Output the material exactly, but drop every image it holds.

######

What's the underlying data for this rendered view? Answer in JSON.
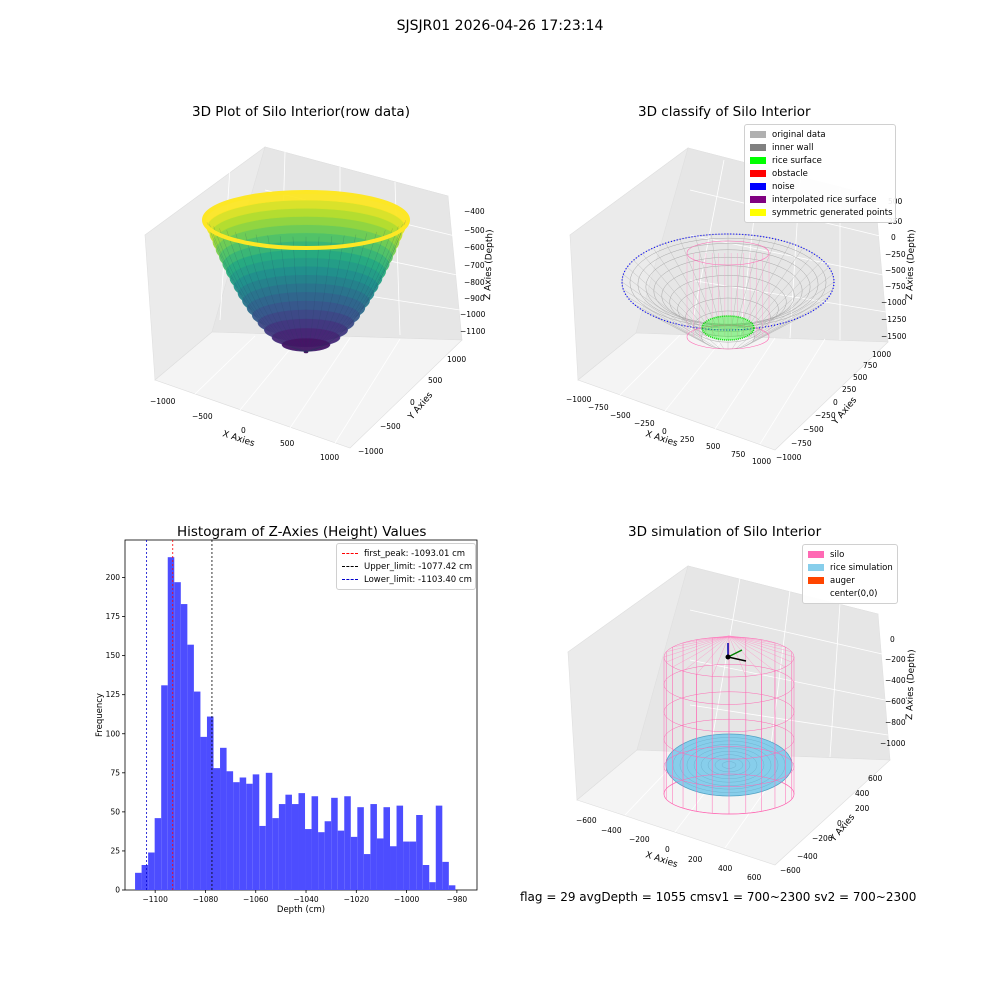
{
  "suptitle": "SJSJR01 2026-04-26 17:23:14",
  "status_text": "flag = 29  avgDepth = 1055 cmsv1 = 700~2300  sv2 = 700~2300",
  "colors": {
    "bars": "#4d4dff",
    "first_peak": "#ff0000",
    "upper_limit": "#000000",
    "lower_limit": "#0000cc",
    "silo": "#ff69b4",
    "rice": "#87ceeb",
    "auger": "#ff4500"
  },
  "chart_data": [
    {
      "type": "surface3d",
      "title": "3D Plot of Silo Interior(row data)",
      "xlabel": "X Axies",
      "ylabel": "Y Axies",
      "zlabel": "Z Axies (Depth)",
      "x_ticks": [
        "−1000",
        "−500",
        "0",
        "500",
        "1000"
      ],
      "y_ticks": [
        "−1000",
        "−500",
        "0",
        "500",
        "1000"
      ],
      "z_ticks": [
        "−400",
        "−500",
        "−600",
        "−700",
        "−800",
        "−900",
        "−1000",
        "−1100"
      ],
      "colormap": "viridis",
      "zlim": [
        -1150,
        -380
      ]
    },
    {
      "type": "scatter3d",
      "title": "3D classify of Silo Interior",
      "xlabel": "X Axies",
      "ylabel": "Y Axies",
      "zlabel": "Z Axies (Depth)",
      "x_ticks": [
        "−1000",
        "−750",
        "−500",
        "−250",
        "0",
        "250",
        "500",
        "750",
        "1000"
      ],
      "y_ticks": [
        "−1000",
        "−750",
        "−500",
        "−250",
        "0",
        "250",
        "500",
        "750",
        "1000"
      ],
      "z_ticks": [
        "500",
        "250",
        "0",
        "−250",
        "−500",
        "−750",
        "−1000",
        "−1250",
        "−1500"
      ],
      "legend_position": "top-right",
      "legend": [
        {
          "label": "original data",
          "color": "#b0b0b0"
        },
        {
          "label": "inner wall",
          "color": "#808080"
        },
        {
          "label": "rice surface",
          "color": "#00ff00"
        },
        {
          "label": "obstacle",
          "color": "#ff0000"
        },
        {
          "label": "noise",
          "color": "#0000ff"
        },
        {
          "label": "interpolated rice surface",
          "color": "#800080"
        },
        {
          "label": "symmetric generated points",
          "color": "#ffff00"
        }
      ]
    },
    {
      "type": "bar",
      "title": "Histogram of Z-Axies (Height) Values",
      "xlabel": "Depth (cm)",
      "ylabel": "Frequency",
      "xlim": [
        -1112,
        -972
      ],
      "ylim": [
        0,
        224
      ],
      "x_ticks": [
        -1100,
        -1080,
        -1060,
        -1040,
        -1020,
        -1000,
        -980
      ],
      "x_tick_labels": [
        "−1100",
        "−1080",
        "−1060",
        "−1040",
        "−1020",
        "−1000",
        "−980"
      ],
      "y_ticks": [
        0,
        25,
        50,
        75,
        100,
        125,
        150,
        175,
        200
      ],
      "bin_start": -1108.0,
      "bin_width": 2.6,
      "values": [
        11,
        16,
        24,
        46,
        131,
        213,
        197,
        183,
        157,
        127,
        98,
        111,
        78,
        91,
        76,
        69,
        72,
        68,
        74,
        41,
        75,
        46,
        55,
        61,
        55,
        62,
        39,
        60,
        37,
        44,
        59,
        38,
        60,
        34,
        53,
        23,
        55,
        33,
        53,
        28,
        54,
        31,
        31,
        48,
        16,
        5,
        54,
        18,
        3
      ],
      "vlines": [
        {
          "label": "first_peak: -1093.01 cm",
          "x": -1093.01,
          "color": "#ff0000"
        },
        {
          "label": "Upper_limit: -1077.42 cm",
          "x": -1077.42,
          "color": "#000000"
        },
        {
          "label": "Lower_limit: -1103.40 cm",
          "x": -1103.4,
          "color": "#0000cc"
        }
      ],
      "legend_position": "top-right"
    },
    {
      "type": "mesh3d",
      "title": "3D simulation of Silo Interior",
      "xlabel": "X Axies",
      "ylabel": "Y Axies",
      "zlabel": "Z Axies (Depth)",
      "x_ticks": [
        "−600",
        "−400",
        "−200",
        "0",
        "200",
        "400",
        "600"
      ],
      "y_ticks": [
        "−600",
        "−400",
        "−200",
        "0",
        "200",
        "400",
        "600"
      ],
      "z_ticks": [
        "0",
        "−200",
        "−400",
        "−600",
        "−800",
        "−1000"
      ],
      "legend_position": "top-right",
      "legend": [
        {
          "label": "silo",
          "color": "#ff69b4"
        },
        {
          "label": "rice simulation",
          "color": "#87ceeb"
        },
        {
          "label": "auger",
          "color": "#ff4500"
        },
        {
          "label": "center(0,0)",
          "color": ""
        }
      ]
    }
  ]
}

######

— Result of this task —
What's the underlying data for this rendered view? Answer in JSON.
{
  "suptitle": "SJSJR01 2026-04-26 17:23:14",
  "status_text": "flag = 29  avgDepth = 1055 cmsv1 = 700~2300  sv2 = 700~2300",
  "colors": {
    "bars": "#4d4dff",
    "first_peak": "#ff0000",
    "upper_limit": "#000000",
    "lower_limit": "#0000cc",
    "silo": "#ff69b4",
    "rice": "#87ceeb",
    "auger": "#ff4500"
  },
  "chart_data": [
    {
      "type": "surface3d",
      "title": "3D Plot of Silo Interior(row data)",
      "xlabel": "X Axies",
      "ylabel": "Y Axies",
      "zlabel": "Z Axies (Depth)",
      "x_ticks": [
        "−1000",
        "−500",
        "0",
        "500",
        "1000"
      ],
      "y_ticks": [
        "−1000",
        "−500",
        "0",
        "500",
        "1000"
      ],
      "z_ticks": [
        "−400",
        "−500",
        "−600",
        "−700",
        "−800",
        "−900",
        "−1000",
        "−1100"
      ],
      "colormap": "viridis",
      "zlim": [
        -1150,
        -380
      ]
    },
    {
      "type": "scatter3d",
      "title": "3D classify of Silo Interior",
      "xlabel": "X Axies",
      "ylabel": "Y Axies",
      "zlabel": "Z Axies (Depth)",
      "x_ticks": [
        "−1000",
        "−750",
        "−500",
        "−250",
        "0",
        "250",
        "500",
        "750",
        "1000"
      ],
      "y_ticks": [
        "−1000",
        "−750",
        "−500",
        "−250",
        "0",
        "250",
        "500",
        "750",
        "1000"
      ],
      "z_ticks": [
        "500",
        "250",
        "0",
        "−250",
        "−500",
        "−750",
        "−1000",
        "−1250",
        "−1500"
      ],
      "legend_position": "top-right",
      "legend": [
        {
          "label": "original data",
          "color": "#b0b0b0"
        },
        {
          "label": "inner wall",
          "color": "#808080"
        },
        {
          "label": "rice surface",
          "color": "#00ff00"
        },
        {
          "label": "obstacle",
          "color": "#ff0000"
        },
        {
          "label": "noise",
          "color": "#0000ff"
        },
        {
          "label": "interpolated rice surface",
          "color": "#800080"
        },
        {
          "label": "symmetric generated points",
          "color": "#ffff00"
        }
      ]
    },
    {
      "type": "bar",
      "title": "Histogram of Z-Axies (Height) Values",
      "xlabel": "Depth (cm)",
      "ylabel": "Frequency",
      "xlim": [
        -1112,
        -972
      ],
      "ylim": [
        0,
        224
      ],
      "x_ticks": [
        -1100,
        -1080,
        -1060,
        -1040,
        -1020,
        -1000,
        -980
      ],
      "x_tick_labels": [
        "−1100",
        "−1080",
        "−1060",
        "−1040",
        "−1020",
        "−1000",
        "−980"
      ],
      "y_ticks": [
        0,
        25,
        50,
        75,
        100,
        125,
        150,
        175,
        200
      ],
      "bin_start": -1108.0,
      "bin_width": 2.6,
      "values": [
        11,
        16,
        24,
        46,
        131,
        213,
        197,
        183,
        157,
        127,
        98,
        111,
        78,
        91,
        76,
        69,
        72,
        68,
        74,
        41,
        75,
        46,
        55,
        61,
        55,
        62,
        39,
        60,
        37,
        44,
        59,
        38,
        60,
        34,
        53,
        23,
        55,
        33,
        53,
        28,
        54,
        31,
        31,
        48,
        16,
        5,
        54,
        18,
        3
      ],
      "vlines": [
        {
          "label": "first_peak: -1093.01 cm",
          "x": -1093.01,
          "color": "#ff0000"
        },
        {
          "label": "Upper_limit: -1077.42 cm",
          "x": -1077.42,
          "color": "#000000"
        },
        {
          "label": "Lower_limit: -1103.40 cm",
          "x": -1103.4,
          "color": "#0000cc"
        }
      ],
      "legend_position": "top-right"
    },
    {
      "type": "mesh3d",
      "title": "3D simulation of Silo Interior",
      "xlabel": "X Axies",
      "ylabel": "Y Axies",
      "zlabel": "Z Axies (Depth)",
      "x_ticks": [
        "−600",
        "−400",
        "−200",
        "0",
        "200",
        "400",
        "600"
      ],
      "y_ticks": [
        "−600",
        "−400",
        "−200",
        "0",
        "200",
        "400",
        "600"
      ],
      "z_ticks": [
        "0",
        "−200",
        "−400",
        "−600",
        "−800",
        "−1000"
      ],
      "legend_position": "top-right",
      "legend": [
        {
          "label": "silo",
          "color": "#ff69b4"
        },
        {
          "label": "rice simulation",
          "color": "#87ceeb"
        },
        {
          "label": "auger",
          "color": "#ff4500"
        },
        {
          "label": "center(0,0)",
          "color": ""
        }
      ]
    }
  ]
}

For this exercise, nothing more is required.